──────── Material provided

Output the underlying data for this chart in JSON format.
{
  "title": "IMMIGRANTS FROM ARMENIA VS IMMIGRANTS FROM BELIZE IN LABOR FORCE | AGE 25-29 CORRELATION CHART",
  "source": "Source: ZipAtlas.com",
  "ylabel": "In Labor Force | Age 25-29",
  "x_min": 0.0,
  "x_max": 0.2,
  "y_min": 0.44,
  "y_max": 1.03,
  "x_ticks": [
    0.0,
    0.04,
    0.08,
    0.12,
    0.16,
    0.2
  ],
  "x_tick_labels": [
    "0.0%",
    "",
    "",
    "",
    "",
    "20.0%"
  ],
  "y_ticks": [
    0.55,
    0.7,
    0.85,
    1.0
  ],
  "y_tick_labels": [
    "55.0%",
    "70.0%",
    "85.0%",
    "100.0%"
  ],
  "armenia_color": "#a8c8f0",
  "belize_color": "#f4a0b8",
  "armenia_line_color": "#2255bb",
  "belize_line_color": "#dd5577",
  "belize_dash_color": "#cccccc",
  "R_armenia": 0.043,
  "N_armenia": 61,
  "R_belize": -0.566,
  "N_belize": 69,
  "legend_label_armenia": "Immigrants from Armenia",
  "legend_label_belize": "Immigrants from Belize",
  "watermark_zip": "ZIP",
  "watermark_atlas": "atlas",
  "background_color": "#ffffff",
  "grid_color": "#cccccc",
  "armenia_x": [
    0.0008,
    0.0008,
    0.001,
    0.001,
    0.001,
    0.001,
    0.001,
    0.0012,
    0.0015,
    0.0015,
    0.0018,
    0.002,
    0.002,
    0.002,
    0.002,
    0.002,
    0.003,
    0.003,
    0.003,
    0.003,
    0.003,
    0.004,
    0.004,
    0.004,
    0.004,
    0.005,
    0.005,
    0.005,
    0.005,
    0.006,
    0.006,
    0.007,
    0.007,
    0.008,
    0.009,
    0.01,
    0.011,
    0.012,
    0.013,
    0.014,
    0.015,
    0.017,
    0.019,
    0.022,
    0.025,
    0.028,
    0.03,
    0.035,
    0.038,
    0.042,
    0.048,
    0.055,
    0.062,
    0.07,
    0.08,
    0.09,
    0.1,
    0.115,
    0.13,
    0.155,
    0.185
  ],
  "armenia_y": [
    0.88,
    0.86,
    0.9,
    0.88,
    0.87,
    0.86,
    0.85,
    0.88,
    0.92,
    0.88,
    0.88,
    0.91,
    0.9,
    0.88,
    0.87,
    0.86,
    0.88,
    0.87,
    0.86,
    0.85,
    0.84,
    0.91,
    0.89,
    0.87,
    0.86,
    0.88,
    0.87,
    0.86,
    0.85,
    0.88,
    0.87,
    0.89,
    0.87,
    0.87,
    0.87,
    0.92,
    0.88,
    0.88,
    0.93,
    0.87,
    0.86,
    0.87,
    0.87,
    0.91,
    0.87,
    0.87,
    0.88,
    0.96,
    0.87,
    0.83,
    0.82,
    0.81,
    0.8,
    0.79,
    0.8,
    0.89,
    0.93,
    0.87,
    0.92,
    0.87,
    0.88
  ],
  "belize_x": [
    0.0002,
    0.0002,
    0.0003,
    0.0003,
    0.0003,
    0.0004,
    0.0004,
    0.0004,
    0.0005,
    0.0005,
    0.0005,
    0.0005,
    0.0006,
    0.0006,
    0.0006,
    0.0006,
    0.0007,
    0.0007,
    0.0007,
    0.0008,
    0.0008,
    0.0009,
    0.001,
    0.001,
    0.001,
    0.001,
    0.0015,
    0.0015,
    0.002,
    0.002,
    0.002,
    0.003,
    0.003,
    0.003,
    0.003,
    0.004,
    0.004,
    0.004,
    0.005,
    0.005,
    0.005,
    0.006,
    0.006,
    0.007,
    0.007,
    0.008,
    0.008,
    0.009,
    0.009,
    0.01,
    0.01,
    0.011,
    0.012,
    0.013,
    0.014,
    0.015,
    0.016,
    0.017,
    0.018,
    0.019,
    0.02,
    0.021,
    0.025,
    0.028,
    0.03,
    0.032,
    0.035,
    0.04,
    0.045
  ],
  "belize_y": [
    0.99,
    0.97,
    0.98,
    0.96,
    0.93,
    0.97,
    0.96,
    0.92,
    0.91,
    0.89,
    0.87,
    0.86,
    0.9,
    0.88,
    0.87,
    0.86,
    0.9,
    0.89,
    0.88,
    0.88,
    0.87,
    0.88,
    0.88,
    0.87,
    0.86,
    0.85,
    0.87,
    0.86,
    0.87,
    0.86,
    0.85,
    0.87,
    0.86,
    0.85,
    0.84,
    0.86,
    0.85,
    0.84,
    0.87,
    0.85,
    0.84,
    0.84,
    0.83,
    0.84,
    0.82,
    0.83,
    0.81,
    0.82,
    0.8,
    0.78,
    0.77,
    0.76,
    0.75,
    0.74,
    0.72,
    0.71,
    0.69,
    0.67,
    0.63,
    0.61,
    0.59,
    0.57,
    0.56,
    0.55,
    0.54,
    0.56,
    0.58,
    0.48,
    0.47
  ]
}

────────────────

> [Aim of the task] Transcribe all of the entries without altering anything.

> [The completed task]
Output the underlying data for this chart in JSON format.
{
  "title": "IMMIGRANTS FROM ARMENIA VS IMMIGRANTS FROM BELIZE IN LABOR FORCE | AGE 25-29 CORRELATION CHART",
  "source": "Source: ZipAtlas.com",
  "ylabel": "In Labor Force | Age 25-29",
  "x_min": 0.0,
  "x_max": 0.2,
  "y_min": 0.44,
  "y_max": 1.03,
  "x_ticks": [
    0.0,
    0.04,
    0.08,
    0.12,
    0.16,
    0.2
  ],
  "x_tick_labels": [
    "0.0%",
    "",
    "",
    "",
    "",
    "20.0%"
  ],
  "y_ticks": [
    0.55,
    0.7,
    0.85,
    1.0
  ],
  "y_tick_labels": [
    "55.0%",
    "70.0%",
    "85.0%",
    "100.0%"
  ],
  "armenia_color": "#a8c8f0",
  "belize_color": "#f4a0b8",
  "armenia_line_color": "#2255bb",
  "belize_line_color": "#dd5577",
  "belize_dash_color": "#cccccc",
  "R_armenia": 0.043,
  "N_armenia": 61,
  "R_belize": -0.566,
  "N_belize": 69,
  "legend_label_armenia": "Immigrants from Armenia",
  "legend_label_belize": "Immigrants from Belize",
  "watermark_zip": "ZIP",
  "watermark_atlas": "atlas",
  "background_color": "#ffffff",
  "grid_color": "#cccccc",
  "armenia_x": [
    0.0008,
    0.0008,
    0.001,
    0.001,
    0.001,
    0.001,
    0.001,
    0.0012,
    0.0015,
    0.0015,
    0.0018,
    0.002,
    0.002,
    0.002,
    0.002,
    0.002,
    0.003,
    0.003,
    0.003,
    0.003,
    0.003,
    0.004,
    0.004,
    0.004,
    0.004,
    0.005,
    0.005,
    0.005,
    0.005,
    0.006,
    0.006,
    0.007,
    0.007,
    0.008,
    0.009,
    0.01,
    0.011,
    0.012,
    0.013,
    0.014,
    0.015,
    0.017,
    0.019,
    0.022,
    0.025,
    0.028,
    0.03,
    0.035,
    0.038,
    0.042,
    0.048,
    0.055,
    0.062,
    0.07,
    0.08,
    0.09,
    0.1,
    0.115,
    0.13,
    0.155,
    0.185
  ],
  "armenia_y": [
    0.88,
    0.86,
    0.9,
    0.88,
    0.87,
    0.86,
    0.85,
    0.88,
    0.92,
    0.88,
    0.88,
    0.91,
    0.9,
    0.88,
    0.87,
    0.86,
    0.88,
    0.87,
    0.86,
    0.85,
    0.84,
    0.91,
    0.89,
    0.87,
    0.86,
    0.88,
    0.87,
    0.86,
    0.85,
    0.88,
    0.87,
    0.89,
    0.87,
    0.87,
    0.87,
    0.92,
    0.88,
    0.88,
    0.93,
    0.87,
    0.86,
    0.87,
    0.87,
    0.91,
    0.87,
    0.87,
    0.88,
    0.96,
    0.87,
    0.83,
    0.82,
    0.81,
    0.8,
    0.79,
    0.8,
    0.89,
    0.93,
    0.87,
    0.92,
    0.87,
    0.88
  ],
  "belize_x": [
    0.0002,
    0.0002,
    0.0003,
    0.0003,
    0.0003,
    0.0004,
    0.0004,
    0.0004,
    0.0005,
    0.0005,
    0.0005,
    0.0005,
    0.0006,
    0.0006,
    0.0006,
    0.0006,
    0.0007,
    0.0007,
    0.0007,
    0.0008,
    0.0008,
    0.0009,
    0.001,
    0.001,
    0.001,
    0.001,
    0.0015,
    0.0015,
    0.002,
    0.002,
    0.002,
    0.003,
    0.003,
    0.003,
    0.003,
    0.004,
    0.004,
    0.004,
    0.005,
    0.005,
    0.005,
    0.006,
    0.006,
    0.007,
    0.007,
    0.008,
    0.008,
    0.009,
    0.009,
    0.01,
    0.01,
    0.011,
    0.012,
    0.013,
    0.014,
    0.015,
    0.016,
    0.017,
    0.018,
    0.019,
    0.02,
    0.021,
    0.025,
    0.028,
    0.03,
    0.032,
    0.035,
    0.04,
    0.045
  ],
  "belize_y": [
    0.99,
    0.97,
    0.98,
    0.96,
    0.93,
    0.97,
    0.96,
    0.92,
    0.91,
    0.89,
    0.87,
    0.86,
    0.9,
    0.88,
    0.87,
    0.86,
    0.9,
    0.89,
    0.88,
    0.88,
    0.87,
    0.88,
    0.88,
    0.87,
    0.86,
    0.85,
    0.87,
    0.86,
    0.87,
    0.86,
    0.85,
    0.87,
    0.86,
    0.85,
    0.84,
    0.86,
    0.85,
    0.84,
    0.87,
    0.85,
    0.84,
    0.84,
    0.83,
    0.84,
    0.82,
    0.83,
    0.81,
    0.82,
    0.8,
    0.78,
    0.77,
    0.76,
    0.75,
    0.74,
    0.72,
    0.71,
    0.69,
    0.67,
    0.63,
    0.61,
    0.59,
    0.57,
    0.56,
    0.55,
    0.54,
    0.56,
    0.58,
    0.48,
    0.47
  ]
}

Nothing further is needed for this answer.